Omit every picture, then give all the entries again exactly.

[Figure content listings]
^^^^
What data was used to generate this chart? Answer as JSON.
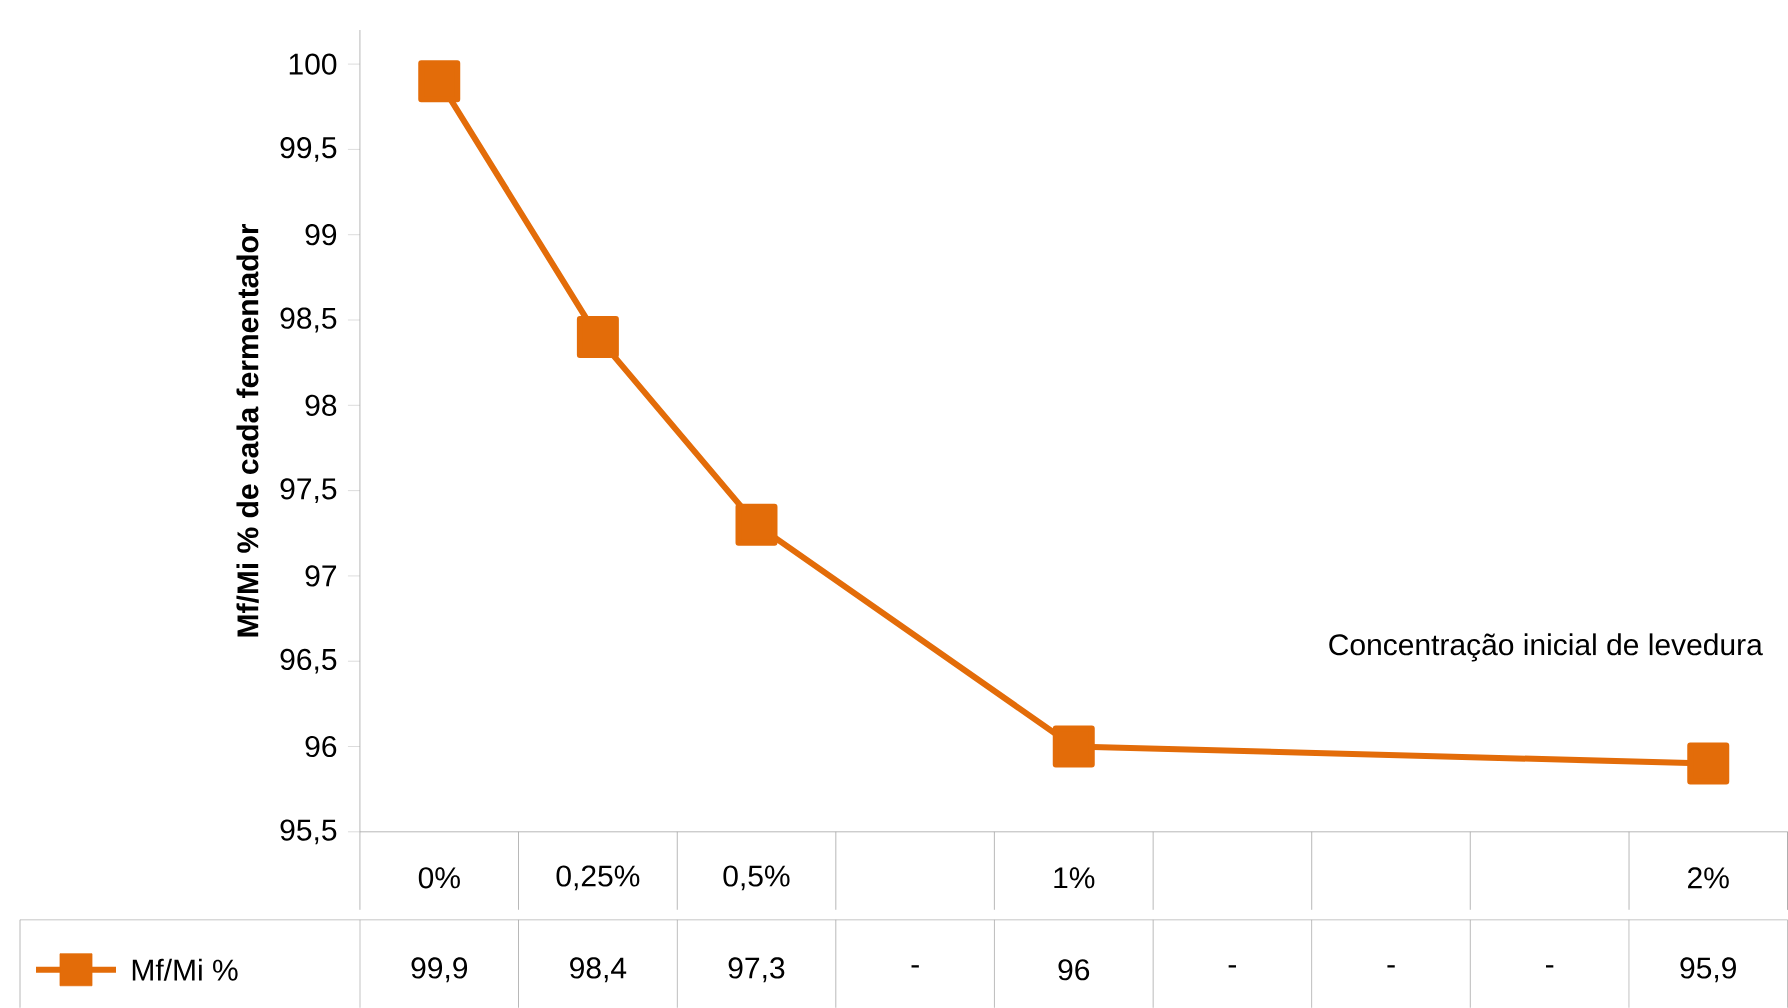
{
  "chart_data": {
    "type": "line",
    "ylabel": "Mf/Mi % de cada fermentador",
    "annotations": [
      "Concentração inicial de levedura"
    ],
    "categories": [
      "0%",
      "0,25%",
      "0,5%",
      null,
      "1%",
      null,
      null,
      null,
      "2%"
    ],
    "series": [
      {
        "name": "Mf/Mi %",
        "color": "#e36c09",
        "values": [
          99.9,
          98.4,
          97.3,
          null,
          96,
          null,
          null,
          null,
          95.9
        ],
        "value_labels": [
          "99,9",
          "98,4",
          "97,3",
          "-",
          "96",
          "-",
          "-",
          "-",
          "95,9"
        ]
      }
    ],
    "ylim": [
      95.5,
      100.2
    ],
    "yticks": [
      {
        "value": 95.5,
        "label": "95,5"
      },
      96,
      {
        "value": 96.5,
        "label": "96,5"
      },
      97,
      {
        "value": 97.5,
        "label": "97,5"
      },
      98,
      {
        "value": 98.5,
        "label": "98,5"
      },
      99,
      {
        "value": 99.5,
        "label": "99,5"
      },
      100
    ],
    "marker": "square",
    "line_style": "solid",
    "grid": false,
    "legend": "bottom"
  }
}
^^^^
§ **THE RESPONSE**
What data was used to generate this chart? Answer as JSON.
{
  "chart_data": {
    "type": "line",
    "ylabel": "Mf/Mi % de cada fermentador",
    "annotations": [
      "Concentração inicial de levedura"
    ],
    "categories": [
      "0%",
      "0,25%",
      "0,5%",
      null,
      "1%",
      null,
      null,
      null,
      "2%"
    ],
    "series": [
      {
        "name": "Mf/Mi %",
        "color": "#e36c09",
        "values": [
          99.9,
          98.4,
          97.3,
          null,
          96,
          null,
          null,
          null,
          95.9
        ],
        "value_labels": [
          "99,9",
          "98,4",
          "97,3",
          "-",
          "96",
          "-",
          "-",
          "-",
          "95,9"
        ]
      }
    ],
    "ylim": [
      95.5,
      100.2
    ],
    "yticks": [
      {
        "value": 95.5,
        "label": "95,5"
      },
      96,
      {
        "value": 96.5,
        "label": "96,5"
      },
      97,
      {
        "value": 97.5,
        "label": "97,5"
      },
      98,
      {
        "value": 98.5,
        "label": "98,5"
      },
      99,
      {
        "value": 99.5,
        "label": "99,5"
      },
      100
    ],
    "marker": "square",
    "line_style": "solid",
    "grid": false,
    "legend": "bottom"
  }
}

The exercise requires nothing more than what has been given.